■ SHORT EXERCISE 1 ■
Answer these questions about the forum thread on replacing NOT IN with a left outer join:
(a) How many rows does the original query return when run without the NOT IN statement?
(b) How many rows does the poster's edited version return when the LEFT OUTER JOIN and the is null statement are included?
(c) What construct does the last reply say would possibly help?
■ SHORT EXERCISE 2 ■
Do these statements agree with the forum thread on replacing NOT IN with a left outer join? Answer yes or no for each, and quote the deciding words.
(a) Including the NOT IN statement in the original query brings the result down to 3 rows.
(b) The poster wrote the original query.
(c) The first reply recommends left joining on all the conditions in the subquery.
■ SHORT EXERCISE 3 ■
Could you carry on the forum thread about replacing NOT IN with a left outer join, starting right after its final line?

■ DOCUMENT EXCERPT ■
· · · · · · ·
Attempting to replace not in with left outer join

  • I'm attempting to improve a vendor created query.

    Sorry about the formatting and lack of test data - I've been looking at this longer than I care to admit.

    Here is the original -

    SELECT m.lID

    FROM Message m

    inner join Message_Cc mCC on m.lID=mCC.lMessage and mCC.lOfficeRecipient = 200321

    INNER JOIN UserRole d on mCC.szRecipient=d.szRoleName

    inner Join Map_UserAtOfficeToRole a2 on a2.lUserRole = d.lid AND d.nRecordStatus = 1

    INNER JOIN Map_UserToOffice b ON a2.lMap_UserToOffice = b.lID AND b.lOffice=200321

    INNER JOIN [User] c ON b.lUser = c.lID and c.szUsername='rogerb'

    where m.lID not in (SELECT lMessage

    FROM Message_CC_Role_Exception a

    WHERE a.OfficeRecipient = 200321

    AND a.Recipient = 'rogerb')

    (If I run the query without the entire not in statement, I get 648 rows. If I include it I get 3 rows.)

    My edit -

    SELECT m.lID FROM Message m

    inner join Message_Cc mCC ON m.lID = mCC.lMessage

    INNER JOIN UserRole d ON mCC.szRecipient = d.szRoleName

    inner Join Map_UserAtOfficeToRole a2 ON a2.lUserRole = d.lid

    INNER JOIN Map_UserToOffice b ON a2.lMap_UserToOffice = b.lID

    INNER JOIN [User] c ON b.lUser = c.lID

    LEFT OUTER JOIN Message_CC_Role_Exception exc ON exc.lMessage = m.lid

    where mCC.lOfficeRecipient = 200321

    AND d.nRecordStatus = 1

    AND b.lOffice=200321

    and c.szUsername='rogerb'

    and exc.lMessage is null

    If I run this without the LEFT OUTER JOIN and the is null statement I get 648 rows. But If I include it I get 0 rows. I can't understand why I get 0 rows with the outer join.

    Any help is greatly appreciated!

  • I think you should be left joining on all the conditions in the subquery.

    Try this and see if it is any different.

    SELECTm.lID

    FROMMessage m

    INNER JOIN Message_Cc mCC ON m.lID = mCC.lMessage

    AND mCC.lOfficeRecipient = 200321

    INNER JOIN UserRole d ON mCC.szRecipient = d.szRoleName

    INNER JOIN Map_UserAtOfficeToRole a2 ON a2.lUserRole = d.lid

    ANDd.nRecordStatus = 1

    INNER JOIN Map_UserToOffice b ON a2.lMap_UserToOffice = b.lID

    AND b.lOffice = 200321

    INNER JOIN [User] c ON b.lUser = c.lID

    AND c.szUsername = 'rogerb'

    left join Message_CC_Role_Exception a on a.lMessage = m.lID

    AND a.OfficeRecipient = 200321

    ANDa.Recipient = 'rogerb'

    WHEREa.lMessage is null

    Catch-all queries done right [/url]
    Gail Shaw's Performance Blog[/url]

  • NOT EXISTS would possibly help:

    select m.lID

    from Message m

    join Message_Cc mCC on m.lID = mCC.lMessage

    and mCC.lOfficeRecipient = 200321

    join UserRole d on mCC.szRecipient = d.szRoleName

    join Map_UserAtOfficeToRole a2 on a2.lUserRole = d.lid

    and d.nRecordStatus = 1

    join Map_UserToOffice b on a2.lMap_UserToOffice = b.lID

    and b.lOffice = 200321

    join [User] c on b.lUser = c.lID

    and c.szUsername = 'rogerb'

    where not exists ( select 1

    from Message_CC_Role_Exception a

    where a.OfficeRecipient = 200321

    and a.Recipient = 'rogerb'

    and a.lMessage = m.lID )
· · · · · · ·
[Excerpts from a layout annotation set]
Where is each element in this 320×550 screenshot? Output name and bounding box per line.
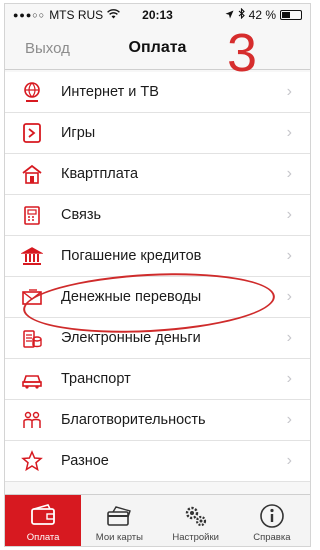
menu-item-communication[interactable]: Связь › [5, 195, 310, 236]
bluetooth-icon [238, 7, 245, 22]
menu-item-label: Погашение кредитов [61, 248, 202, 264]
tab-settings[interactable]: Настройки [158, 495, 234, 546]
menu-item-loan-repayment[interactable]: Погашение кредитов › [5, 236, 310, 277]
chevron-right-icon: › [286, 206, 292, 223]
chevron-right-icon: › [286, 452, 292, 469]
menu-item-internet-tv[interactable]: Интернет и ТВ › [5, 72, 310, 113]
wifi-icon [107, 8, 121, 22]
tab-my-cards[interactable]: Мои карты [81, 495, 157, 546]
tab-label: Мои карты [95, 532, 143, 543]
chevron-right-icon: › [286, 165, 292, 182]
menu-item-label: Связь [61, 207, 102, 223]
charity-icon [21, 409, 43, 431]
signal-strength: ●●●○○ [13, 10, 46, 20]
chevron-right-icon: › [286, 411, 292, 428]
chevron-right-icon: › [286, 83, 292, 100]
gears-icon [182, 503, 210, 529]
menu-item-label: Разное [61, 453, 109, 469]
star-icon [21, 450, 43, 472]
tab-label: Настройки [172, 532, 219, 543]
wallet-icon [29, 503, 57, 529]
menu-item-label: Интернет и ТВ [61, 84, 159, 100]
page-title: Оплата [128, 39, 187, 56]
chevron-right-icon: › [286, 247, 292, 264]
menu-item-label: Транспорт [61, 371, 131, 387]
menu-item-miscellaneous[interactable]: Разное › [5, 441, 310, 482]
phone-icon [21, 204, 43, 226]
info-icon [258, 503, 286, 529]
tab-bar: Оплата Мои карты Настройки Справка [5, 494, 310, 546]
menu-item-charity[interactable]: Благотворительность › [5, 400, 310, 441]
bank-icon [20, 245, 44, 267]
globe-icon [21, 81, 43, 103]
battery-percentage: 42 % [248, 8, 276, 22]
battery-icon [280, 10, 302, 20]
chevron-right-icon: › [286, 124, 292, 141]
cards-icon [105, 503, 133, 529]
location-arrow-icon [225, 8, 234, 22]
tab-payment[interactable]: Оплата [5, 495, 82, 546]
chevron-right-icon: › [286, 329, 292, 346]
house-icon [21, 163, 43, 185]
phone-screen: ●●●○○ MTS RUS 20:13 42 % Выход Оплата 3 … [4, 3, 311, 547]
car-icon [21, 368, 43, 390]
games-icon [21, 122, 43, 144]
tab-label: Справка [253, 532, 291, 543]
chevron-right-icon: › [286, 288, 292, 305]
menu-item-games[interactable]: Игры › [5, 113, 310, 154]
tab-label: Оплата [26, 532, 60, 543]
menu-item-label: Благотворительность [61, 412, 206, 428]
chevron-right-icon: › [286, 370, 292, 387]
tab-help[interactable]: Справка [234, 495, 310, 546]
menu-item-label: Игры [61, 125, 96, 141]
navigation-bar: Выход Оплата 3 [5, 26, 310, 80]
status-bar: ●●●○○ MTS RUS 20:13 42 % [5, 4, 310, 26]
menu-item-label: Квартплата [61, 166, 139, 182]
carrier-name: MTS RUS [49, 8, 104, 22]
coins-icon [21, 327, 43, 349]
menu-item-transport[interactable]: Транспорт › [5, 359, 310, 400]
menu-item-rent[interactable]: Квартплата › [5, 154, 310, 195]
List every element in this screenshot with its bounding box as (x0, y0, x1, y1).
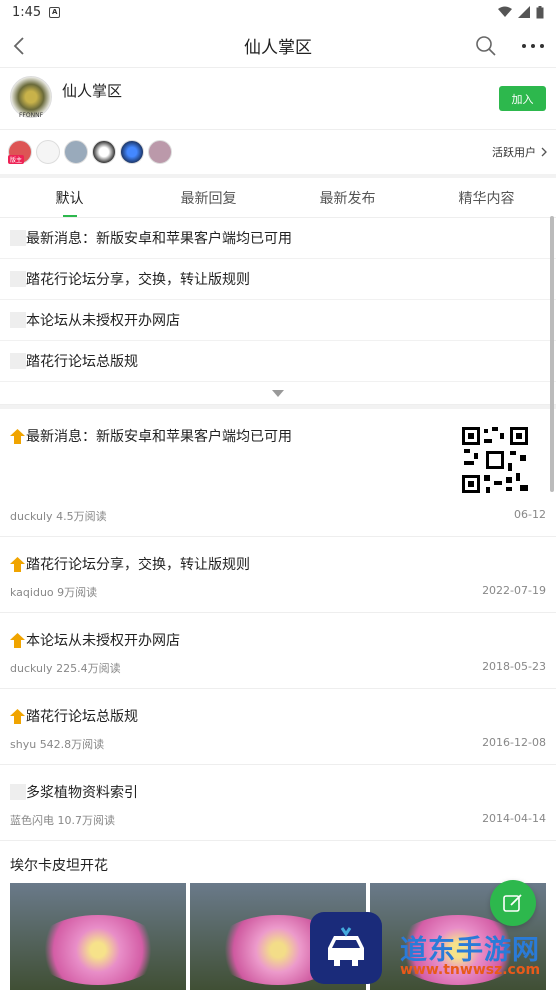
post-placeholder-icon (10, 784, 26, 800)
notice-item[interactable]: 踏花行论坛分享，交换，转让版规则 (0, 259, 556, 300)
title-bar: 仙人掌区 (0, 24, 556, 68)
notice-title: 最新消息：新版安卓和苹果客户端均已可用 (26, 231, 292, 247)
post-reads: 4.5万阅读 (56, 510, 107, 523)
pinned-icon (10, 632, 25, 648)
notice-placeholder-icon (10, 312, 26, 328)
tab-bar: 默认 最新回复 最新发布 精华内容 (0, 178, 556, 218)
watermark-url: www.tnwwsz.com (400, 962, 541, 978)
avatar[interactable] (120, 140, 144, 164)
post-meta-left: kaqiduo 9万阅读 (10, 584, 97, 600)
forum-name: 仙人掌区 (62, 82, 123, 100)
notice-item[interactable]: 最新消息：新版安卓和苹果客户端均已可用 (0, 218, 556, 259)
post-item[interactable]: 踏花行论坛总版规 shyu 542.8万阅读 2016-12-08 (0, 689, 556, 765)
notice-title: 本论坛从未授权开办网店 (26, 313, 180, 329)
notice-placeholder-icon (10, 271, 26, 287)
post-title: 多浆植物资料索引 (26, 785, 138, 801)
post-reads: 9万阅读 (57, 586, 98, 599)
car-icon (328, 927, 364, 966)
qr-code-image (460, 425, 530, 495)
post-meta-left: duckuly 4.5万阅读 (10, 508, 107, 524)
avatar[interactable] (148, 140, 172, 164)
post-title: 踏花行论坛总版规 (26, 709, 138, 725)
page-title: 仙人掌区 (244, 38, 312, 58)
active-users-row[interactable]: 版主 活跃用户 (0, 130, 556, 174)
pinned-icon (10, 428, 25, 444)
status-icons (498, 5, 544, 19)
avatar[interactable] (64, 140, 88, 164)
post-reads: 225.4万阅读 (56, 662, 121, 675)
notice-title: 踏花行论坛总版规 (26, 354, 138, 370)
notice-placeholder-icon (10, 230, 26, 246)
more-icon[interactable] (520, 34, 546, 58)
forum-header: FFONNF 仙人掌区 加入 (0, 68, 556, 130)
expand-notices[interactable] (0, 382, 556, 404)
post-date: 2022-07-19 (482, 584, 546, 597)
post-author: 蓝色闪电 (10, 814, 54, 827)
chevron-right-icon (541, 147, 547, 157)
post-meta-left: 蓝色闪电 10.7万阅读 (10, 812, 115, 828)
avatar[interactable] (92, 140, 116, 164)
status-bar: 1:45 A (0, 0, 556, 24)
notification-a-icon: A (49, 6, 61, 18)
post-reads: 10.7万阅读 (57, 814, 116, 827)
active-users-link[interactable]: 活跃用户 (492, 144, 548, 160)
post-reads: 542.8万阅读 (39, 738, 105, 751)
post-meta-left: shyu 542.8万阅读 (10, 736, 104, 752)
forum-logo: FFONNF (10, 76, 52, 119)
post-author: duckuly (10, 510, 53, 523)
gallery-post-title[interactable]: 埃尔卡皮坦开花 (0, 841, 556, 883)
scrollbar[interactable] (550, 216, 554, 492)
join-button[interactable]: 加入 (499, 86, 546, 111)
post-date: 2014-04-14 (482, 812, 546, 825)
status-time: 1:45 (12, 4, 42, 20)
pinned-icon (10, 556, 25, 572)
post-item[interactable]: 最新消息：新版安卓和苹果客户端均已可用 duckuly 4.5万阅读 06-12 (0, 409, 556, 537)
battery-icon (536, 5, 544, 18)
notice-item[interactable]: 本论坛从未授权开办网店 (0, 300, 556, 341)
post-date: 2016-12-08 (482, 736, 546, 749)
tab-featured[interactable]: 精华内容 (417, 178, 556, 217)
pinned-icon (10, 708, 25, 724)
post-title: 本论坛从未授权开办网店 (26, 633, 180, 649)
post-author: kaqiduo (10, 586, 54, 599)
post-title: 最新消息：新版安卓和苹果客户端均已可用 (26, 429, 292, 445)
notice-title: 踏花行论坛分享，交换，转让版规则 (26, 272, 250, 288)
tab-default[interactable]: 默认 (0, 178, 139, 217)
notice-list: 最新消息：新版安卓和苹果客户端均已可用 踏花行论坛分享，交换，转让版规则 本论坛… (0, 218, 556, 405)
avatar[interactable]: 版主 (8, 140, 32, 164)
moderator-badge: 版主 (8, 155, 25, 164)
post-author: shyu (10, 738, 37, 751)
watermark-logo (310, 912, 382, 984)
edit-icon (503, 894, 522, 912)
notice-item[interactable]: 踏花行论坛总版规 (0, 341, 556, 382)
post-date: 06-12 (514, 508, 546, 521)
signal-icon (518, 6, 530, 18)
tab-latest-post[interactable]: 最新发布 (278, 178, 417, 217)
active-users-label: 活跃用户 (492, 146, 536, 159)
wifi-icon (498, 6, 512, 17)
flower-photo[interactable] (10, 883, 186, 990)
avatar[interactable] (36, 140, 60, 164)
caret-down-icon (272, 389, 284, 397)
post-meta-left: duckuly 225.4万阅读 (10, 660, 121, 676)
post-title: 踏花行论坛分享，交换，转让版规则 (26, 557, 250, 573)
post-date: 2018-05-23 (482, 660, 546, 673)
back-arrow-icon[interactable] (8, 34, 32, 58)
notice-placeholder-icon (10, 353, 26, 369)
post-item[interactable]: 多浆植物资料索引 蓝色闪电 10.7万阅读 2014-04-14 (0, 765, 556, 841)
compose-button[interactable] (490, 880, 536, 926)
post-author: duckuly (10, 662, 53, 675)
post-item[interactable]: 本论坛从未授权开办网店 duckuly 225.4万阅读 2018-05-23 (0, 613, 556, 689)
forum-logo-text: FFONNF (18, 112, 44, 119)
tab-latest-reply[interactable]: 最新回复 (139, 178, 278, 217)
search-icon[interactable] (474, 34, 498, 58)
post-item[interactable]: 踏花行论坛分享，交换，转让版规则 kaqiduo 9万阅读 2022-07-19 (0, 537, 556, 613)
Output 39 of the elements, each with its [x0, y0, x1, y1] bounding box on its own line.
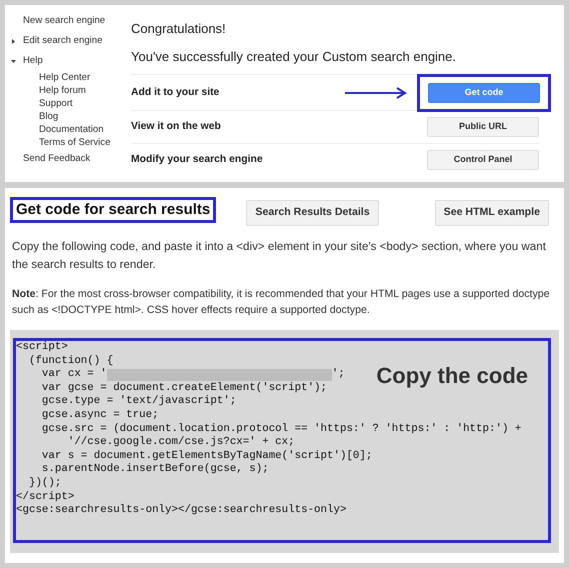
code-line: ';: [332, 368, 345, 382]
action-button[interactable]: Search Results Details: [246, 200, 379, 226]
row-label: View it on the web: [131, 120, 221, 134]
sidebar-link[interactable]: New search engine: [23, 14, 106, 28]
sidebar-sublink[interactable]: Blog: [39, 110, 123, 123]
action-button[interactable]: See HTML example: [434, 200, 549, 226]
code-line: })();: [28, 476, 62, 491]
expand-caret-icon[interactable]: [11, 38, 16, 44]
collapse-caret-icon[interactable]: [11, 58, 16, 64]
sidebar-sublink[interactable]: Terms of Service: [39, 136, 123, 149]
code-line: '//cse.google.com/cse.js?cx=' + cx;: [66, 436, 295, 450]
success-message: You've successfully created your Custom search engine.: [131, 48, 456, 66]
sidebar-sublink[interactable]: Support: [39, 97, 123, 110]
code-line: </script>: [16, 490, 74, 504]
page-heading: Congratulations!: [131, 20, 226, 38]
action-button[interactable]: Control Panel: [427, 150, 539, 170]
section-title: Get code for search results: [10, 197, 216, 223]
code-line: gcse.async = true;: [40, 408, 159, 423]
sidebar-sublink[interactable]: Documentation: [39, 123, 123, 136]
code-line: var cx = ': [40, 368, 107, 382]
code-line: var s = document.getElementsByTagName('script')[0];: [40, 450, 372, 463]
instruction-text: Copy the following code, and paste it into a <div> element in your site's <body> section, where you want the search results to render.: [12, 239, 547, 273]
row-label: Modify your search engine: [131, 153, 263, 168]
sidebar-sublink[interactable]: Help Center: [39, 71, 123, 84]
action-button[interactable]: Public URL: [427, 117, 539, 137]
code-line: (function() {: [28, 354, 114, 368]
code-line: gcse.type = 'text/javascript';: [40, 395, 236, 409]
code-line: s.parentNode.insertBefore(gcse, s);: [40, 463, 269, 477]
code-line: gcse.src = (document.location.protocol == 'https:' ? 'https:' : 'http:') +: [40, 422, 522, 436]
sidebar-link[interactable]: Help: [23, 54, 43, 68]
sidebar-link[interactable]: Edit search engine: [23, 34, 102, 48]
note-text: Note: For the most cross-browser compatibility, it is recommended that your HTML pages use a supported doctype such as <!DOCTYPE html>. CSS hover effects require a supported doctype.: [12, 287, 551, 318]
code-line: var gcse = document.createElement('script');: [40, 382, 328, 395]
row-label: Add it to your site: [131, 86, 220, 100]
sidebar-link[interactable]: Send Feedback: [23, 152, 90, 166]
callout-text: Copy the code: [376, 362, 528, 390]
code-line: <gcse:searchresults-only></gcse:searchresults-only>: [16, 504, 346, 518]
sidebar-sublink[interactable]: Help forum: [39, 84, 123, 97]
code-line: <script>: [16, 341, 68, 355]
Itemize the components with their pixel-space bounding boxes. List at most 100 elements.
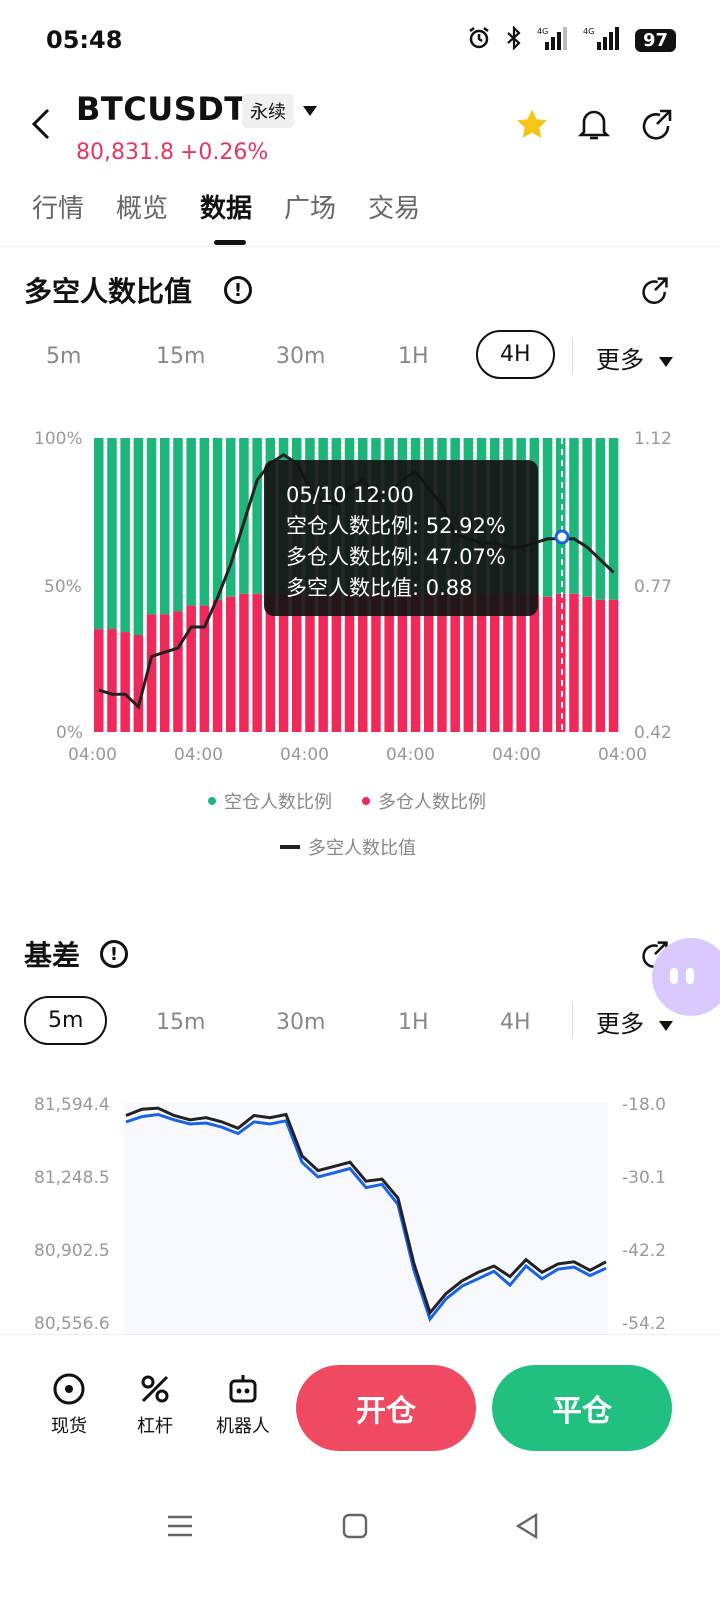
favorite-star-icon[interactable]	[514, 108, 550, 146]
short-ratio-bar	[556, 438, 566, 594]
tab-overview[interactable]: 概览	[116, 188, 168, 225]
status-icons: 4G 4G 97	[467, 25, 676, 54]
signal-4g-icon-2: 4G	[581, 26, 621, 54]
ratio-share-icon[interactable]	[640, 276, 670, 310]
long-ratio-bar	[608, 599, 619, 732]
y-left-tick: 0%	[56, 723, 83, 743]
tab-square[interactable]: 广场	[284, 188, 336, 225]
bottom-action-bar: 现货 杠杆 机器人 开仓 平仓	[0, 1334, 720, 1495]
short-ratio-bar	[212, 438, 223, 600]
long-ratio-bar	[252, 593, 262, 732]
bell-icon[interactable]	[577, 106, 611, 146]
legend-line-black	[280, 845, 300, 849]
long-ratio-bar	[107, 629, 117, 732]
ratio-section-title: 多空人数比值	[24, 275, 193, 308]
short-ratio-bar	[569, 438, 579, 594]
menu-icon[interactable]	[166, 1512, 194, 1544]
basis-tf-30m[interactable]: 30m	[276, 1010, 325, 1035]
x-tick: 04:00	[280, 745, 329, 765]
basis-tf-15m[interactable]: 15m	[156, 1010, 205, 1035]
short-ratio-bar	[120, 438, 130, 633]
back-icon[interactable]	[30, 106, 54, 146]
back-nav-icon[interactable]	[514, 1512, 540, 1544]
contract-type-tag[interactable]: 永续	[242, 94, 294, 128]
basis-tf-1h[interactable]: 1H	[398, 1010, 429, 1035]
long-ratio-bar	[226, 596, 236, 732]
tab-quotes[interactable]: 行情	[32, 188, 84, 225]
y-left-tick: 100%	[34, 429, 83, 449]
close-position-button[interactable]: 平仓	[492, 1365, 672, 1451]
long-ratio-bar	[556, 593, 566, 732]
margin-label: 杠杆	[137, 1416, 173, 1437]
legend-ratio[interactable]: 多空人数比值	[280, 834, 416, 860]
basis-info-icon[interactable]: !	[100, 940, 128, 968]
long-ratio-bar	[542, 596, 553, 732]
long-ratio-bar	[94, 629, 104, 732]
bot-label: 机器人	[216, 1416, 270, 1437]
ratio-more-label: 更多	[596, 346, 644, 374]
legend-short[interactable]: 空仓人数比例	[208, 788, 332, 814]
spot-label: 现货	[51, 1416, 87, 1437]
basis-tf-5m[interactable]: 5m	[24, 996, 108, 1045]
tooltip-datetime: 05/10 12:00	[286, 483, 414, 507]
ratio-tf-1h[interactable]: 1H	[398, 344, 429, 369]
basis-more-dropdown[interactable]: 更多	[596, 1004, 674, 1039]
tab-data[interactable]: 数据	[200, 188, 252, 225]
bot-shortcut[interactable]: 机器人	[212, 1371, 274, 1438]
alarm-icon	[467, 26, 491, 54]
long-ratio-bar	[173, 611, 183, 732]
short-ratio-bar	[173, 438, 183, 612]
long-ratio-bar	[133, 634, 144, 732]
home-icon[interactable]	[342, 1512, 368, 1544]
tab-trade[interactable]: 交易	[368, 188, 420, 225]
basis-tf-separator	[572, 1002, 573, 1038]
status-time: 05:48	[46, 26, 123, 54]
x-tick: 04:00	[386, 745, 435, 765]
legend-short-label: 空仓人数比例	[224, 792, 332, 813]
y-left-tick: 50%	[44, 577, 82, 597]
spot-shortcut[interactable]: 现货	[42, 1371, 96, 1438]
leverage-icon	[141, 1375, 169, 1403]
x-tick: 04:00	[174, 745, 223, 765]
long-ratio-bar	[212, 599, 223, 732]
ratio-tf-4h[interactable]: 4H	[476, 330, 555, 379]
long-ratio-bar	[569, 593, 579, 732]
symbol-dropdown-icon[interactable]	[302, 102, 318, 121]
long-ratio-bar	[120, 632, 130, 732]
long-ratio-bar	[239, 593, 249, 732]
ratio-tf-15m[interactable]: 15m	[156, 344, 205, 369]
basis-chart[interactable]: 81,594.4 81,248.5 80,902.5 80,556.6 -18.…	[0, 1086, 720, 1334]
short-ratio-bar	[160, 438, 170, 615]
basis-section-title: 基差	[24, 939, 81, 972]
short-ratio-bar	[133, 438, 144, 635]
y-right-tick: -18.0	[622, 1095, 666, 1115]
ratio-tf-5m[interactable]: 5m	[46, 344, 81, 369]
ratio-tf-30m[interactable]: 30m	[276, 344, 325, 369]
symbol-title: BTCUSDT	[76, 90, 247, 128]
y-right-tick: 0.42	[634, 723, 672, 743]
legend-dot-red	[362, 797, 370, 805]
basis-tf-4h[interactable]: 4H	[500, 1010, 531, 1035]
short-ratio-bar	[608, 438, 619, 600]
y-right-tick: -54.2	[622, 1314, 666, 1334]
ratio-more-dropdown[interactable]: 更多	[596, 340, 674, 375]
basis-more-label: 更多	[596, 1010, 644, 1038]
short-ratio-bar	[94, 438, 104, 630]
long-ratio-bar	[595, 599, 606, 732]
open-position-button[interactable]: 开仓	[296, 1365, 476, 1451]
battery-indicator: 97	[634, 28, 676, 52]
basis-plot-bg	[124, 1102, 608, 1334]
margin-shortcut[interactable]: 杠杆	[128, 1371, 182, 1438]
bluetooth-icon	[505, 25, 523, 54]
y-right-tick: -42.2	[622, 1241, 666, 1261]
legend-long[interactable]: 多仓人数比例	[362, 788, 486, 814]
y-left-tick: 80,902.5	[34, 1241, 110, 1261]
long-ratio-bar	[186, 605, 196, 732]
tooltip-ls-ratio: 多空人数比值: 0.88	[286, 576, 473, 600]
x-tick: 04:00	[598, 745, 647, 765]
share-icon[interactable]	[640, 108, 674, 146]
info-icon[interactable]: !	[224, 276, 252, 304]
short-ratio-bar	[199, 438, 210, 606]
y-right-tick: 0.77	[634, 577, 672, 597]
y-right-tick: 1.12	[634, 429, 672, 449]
· · · · · · ·
■ WRITTEN REPLY 1 ■
(a) 648 rows
(b) 0 rows
(c) NOT EXISTS

■ WRITTEN REPLY 2 ■
(a) Yes: "If I include it I get 3 rows."
(b) No: "I'm attempting to improve a vendor created query."
(c) Yes: "I think you should be left joining on all the conditions in the subquery."

■ WRITTEN REPLY 3 ■
    The absence of evidence is not evidence of absence
    - Martin Rees
    The absence of consumable DDL, sample data and desired results is, however, evidence of the absence of my response
    - Phil Parkin

  • As an aside, you will find that your SQL becomes more readable if you use meaningful aliases.

    The absence of evidence is not evidence of absence
    - Martin Rees
    The absence of consumable DDL, sample data and desired results is, however, evidence of the absence of my response
    - Phil Parkin

  • If you're trying to improve performance, these may be of interest

    http://sqlinthewild.co.za/index.php/2010/02/18/not-exists-vs-not-in/

    http://sqlinthewild.co.za/index.php/2010/03/23/left-outer-join-vs-not-exists/

    Gail Shaw
    Microsoft Certified Master: SQL Server, MVP, M.Sc (Comp Sci)
    SQL In The Wild: Discussions on DB performance with occasional diversions into recoverability

    We walk in the dark places no others will enter
    We stand on the bridge and no one may pass
  • Thanks for all the replies.

    I tried Phils suggestion of the not exists with the select 1 and I get 0 rows returned.

    I'm expecting 2 rows.

    I also tried MadAdmins edits and while it certainly is much cleaner to me and makes perfect sense there is not improvement in performance. I guess my thinking was that I expected this query to run faster. At the end of the day it tries to return rows from 650 or so, that are not in 10000 (the subquery returns 10017 rows and the initial query returns 648).

    Returning the 648 rows is very fast and returning the 10017 rows is very fast but restricting the list of one not in the other seems to be the cost.

    SQL Server Execution Times:

    CPU time = 1172 ms, elapsed time = 1198 ms.

  • jackimo (4/15/2015)


    Thanks for all the replies.

    I tried Phils suggestion of the not exists with the select 1 and I get 0 rows returned.

    I'm expecting 2 rows.

    I also tried MadAdmins edits and while it certainly is much cleaner to me and makes perfect sense there is not improvement in performance. I guess my thinking was that I expected this query to run faster. At the end of the day it tries to return rows from 650 or so, that are not in 10000 (the subquery returns 10017 rows and the initial query returns 648).

    Returning the 648 rows is very fast and returning the 10017 rows is very fast but restricting the list of one not in the other seems to be the cost.

    SQL Server Execution Times:

    CPU time = 1172 ms, elapsed time = 1198 ms.

    You could try attaching the actual execution plan if you'd like to dig deeper.

    The absence of evidence is not evidence of absence
    - Martin Rees
    The absence of consumable DDL, sample data and desired results is, however, evidence of the absence of my response
    - Phil Parkin

  • Here are the two execution plans - one for the left outer join and one for the not exists.

    Thanks again for all your help!

  • jackimo (4/15/2015)


    Here are the two execution plans - one for the left outer join and one for the not exists.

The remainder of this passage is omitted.